All of the records below need to be copied exactly.
====== Data provided
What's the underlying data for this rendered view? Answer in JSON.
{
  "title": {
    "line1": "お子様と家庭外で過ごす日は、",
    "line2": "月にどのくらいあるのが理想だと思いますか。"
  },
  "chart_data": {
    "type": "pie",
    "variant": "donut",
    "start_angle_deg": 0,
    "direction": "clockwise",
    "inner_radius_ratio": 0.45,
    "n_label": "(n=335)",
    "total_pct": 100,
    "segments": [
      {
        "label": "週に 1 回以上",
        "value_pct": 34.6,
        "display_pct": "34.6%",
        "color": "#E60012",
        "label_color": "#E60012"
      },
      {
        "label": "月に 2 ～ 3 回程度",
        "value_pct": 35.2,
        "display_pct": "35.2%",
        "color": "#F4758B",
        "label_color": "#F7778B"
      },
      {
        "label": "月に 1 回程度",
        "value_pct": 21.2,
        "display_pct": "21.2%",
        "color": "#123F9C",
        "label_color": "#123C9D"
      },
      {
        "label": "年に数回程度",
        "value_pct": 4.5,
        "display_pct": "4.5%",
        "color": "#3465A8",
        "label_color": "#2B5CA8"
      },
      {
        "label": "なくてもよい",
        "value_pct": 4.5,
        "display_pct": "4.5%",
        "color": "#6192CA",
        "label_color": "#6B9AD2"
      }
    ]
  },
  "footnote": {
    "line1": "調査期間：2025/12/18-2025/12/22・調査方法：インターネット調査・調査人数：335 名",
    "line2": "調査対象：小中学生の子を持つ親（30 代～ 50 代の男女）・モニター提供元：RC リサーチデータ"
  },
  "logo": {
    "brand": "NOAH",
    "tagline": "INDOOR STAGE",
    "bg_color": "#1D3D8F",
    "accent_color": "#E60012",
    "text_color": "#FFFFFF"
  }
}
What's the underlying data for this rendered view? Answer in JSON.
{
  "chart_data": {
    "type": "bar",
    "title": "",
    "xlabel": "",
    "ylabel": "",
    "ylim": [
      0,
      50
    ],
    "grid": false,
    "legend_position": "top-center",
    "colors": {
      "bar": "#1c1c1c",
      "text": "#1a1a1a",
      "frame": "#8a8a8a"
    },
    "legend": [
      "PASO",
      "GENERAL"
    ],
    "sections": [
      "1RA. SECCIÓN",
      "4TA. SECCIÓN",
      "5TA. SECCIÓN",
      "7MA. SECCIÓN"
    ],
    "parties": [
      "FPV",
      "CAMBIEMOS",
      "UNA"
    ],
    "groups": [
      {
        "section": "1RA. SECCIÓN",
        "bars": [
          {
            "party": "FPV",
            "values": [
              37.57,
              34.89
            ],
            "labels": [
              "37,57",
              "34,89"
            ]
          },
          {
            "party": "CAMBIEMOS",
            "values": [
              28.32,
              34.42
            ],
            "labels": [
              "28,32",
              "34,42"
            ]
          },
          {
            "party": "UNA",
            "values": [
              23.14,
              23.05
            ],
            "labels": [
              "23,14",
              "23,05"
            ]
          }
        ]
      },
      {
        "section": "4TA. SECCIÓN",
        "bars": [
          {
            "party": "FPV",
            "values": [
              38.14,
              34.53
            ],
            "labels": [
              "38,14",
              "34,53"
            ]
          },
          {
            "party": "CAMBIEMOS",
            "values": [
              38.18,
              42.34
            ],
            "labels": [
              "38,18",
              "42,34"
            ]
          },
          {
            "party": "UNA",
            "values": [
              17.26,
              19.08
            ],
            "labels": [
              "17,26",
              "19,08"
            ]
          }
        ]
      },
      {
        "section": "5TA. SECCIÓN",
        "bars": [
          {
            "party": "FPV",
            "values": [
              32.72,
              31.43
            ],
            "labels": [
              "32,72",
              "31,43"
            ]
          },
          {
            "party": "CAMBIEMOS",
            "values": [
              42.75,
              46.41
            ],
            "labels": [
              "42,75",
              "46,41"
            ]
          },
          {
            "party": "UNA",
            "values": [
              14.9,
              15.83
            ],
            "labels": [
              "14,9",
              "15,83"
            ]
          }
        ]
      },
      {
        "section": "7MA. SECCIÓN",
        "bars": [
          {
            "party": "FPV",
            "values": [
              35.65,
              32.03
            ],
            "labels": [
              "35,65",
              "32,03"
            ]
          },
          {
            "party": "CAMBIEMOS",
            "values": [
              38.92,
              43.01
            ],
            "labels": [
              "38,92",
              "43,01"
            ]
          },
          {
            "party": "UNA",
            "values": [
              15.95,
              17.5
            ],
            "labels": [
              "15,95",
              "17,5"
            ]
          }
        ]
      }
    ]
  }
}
============
§ **In response**
What's the underlying data for this rendered view? Answer in JSON.
{
  "title": {
    "line1": "お子様と家庭外で過ごす日は、",
    "line2": "月にどのくらいあるのが理想だと思いますか。"
  },
  "chart_data": {
    "type": "pie",
    "variant": "donut",
    "start_angle_deg": 0,
    "direction": "clockwise",
    "inner_radius_ratio": 0.45,
    "n_label": "(n=335)",
    "total_pct": 100,
    "segments": [
      {
        "label": "週に 1 回以上",
        "value_pct": 34.6,
        "display_pct": "34.6%",
        "color": "#E60012",
        "label_color": "#E60012"
      },
      {
        "label": "月に 2 ～ 3 回程度",
        "value_pct": 35.2,
        "display_pct": "35.2%",
        "color": "#F4758B",
        "label_color": "#F7778B"
      },
      {
        "label": "月に 1 回程度",
        "value_pct": 21.2,
        "display_pct": "21.2%",
        "color": "#123F9C",
        "label_color": "#123C9D"
      },
      {
        "label": "年に数回程度",
        "value_pct": 4.5,
        "display_pct": "4.5%",
        "color": "#3465A8",
        "label_color": "#2B5CA8"
      },
      {
        "label": "なくてもよい",
        "value_pct": 4.5,
        "display_pct": "4.5%",
        "color": "#6192CA",
        "label_color": "#6B9AD2"
      }
    ]
  },
  "footnote": {
    "line1": "調査期間：2025/12/18-2025/12/22・調査方法：インターネット調査・調査人数：335 名",
    "line2": "調査対象：小中学生の子を持つ親（30 代～ 50 代の男女）・モニター提供元：RC リサーチデータ"
  },
  "logo": {
    "brand": "NOAH",
    "tagline": "INDOOR STAGE",
    "bg_color": "#1D3D8F",
    "accent_color": "#E60012",
    "text_color": "#FFFFFF"
  }
}
What's the underlying data for this rendered view? Answer in JSON.
{
  "chart_data": {
    "type": "bar",
    "title": "",
    "xlabel": "",
    "ylabel": "",
    "ylim": [
      0,
      50
    ],
    "grid": false,
    "legend_position": "top-center",
    "colors": {
      "bar": "#1c1c1c",
      "text": "#1a1a1a",
      "frame": "#8a8a8a"
    },
    "legend": [
      "PASO",
      "GENERAL"
    ],
    "sections": [
      "1RA. SECCIÓN",
      "4TA. SECCIÓN",
      "5TA. SECCIÓN",
      "7MA. SECCIÓN"
    ],
    "parties": [
      "FPV",
      "CAMBIEMOS",
      "UNA"
    ],
    "groups": [
      {
        "section": "1RA. SECCIÓN",
        "bars": [
          {
            "party": "FPV",
            "values": [
              37.57,
              34.89
            ],
            "labels": [
              "37,57",
              "34,89"
            ]
          },
          {
            "party": "CAMBIEMOS",
            "values": [
              28.32,
              34.42
            ],
            "labels": [
              "28,32",
              "34,42"
            ]
          },
          {
            "party": "UNA",
            "values": [
              23.14,
              23.05
            ],
            "labels": [
              "23,14",
              "23,05"
            ]
          }
        ]
      },
      {
        "section": "4TA. SECCIÓN",
        "bars": [
          {
            "party": "FPV",
            "values": [
              38.14,
              34.53
            ],
            "labels": [
              "38,14",
              "34,53"
            ]
          },
          {
            "party": "CAMBIEMOS",
            "values": [
              38.18,
              42.34
            ],
            "labels": [
              "38,18",
              "42,34"
            ]
          },
          {
            "party": "UNA",
            "values": [
              17.26,
              19.08
            ],
            "labels": [
              "17,26",
              "19,08"
            ]
          }
        ]
      },
      {
        "section": "5TA. SECCIÓN",
        "bars": [
          {
            "party": "FPV",
            "values": [
              32.72,
              31.43
            ],
            "labels": [
              "32,72",
              "31,43"
            ]
          },
          {
            "party": "CAMBIEMOS",
            "values": [
              42.75,
              46.41
            ],
            "labels": [
              "42,75",
              "46,41"
            ]
          },
          {
            "party": "UNA",
            "values": [
              14.9,
              15.83
            ],
            "labels": [
              "14,9",
              "15,83"
            ]
          }
        ]
      },
      {
        "section": "7MA. SECCIÓN",
        "bars": [
          {
            "party": "FPV",
            "values": [
              35.65,
              32.03
            ],
            "labels": [
              "35,65",
              "32,03"
            ]
          },
          {
            "party": "CAMBIEMOS",
            "values": [
              38.92,
              43.01
            ],
            "labels": [
              "38,92",
              "43,01"
            ]
          },
          {
            "party": "UNA",
            "values": [
              15.95,
              17.5
            ],
            "labels": [
              "15,95",
              "17,5"
            ]
          }
        ]
      }
    ]
  }
}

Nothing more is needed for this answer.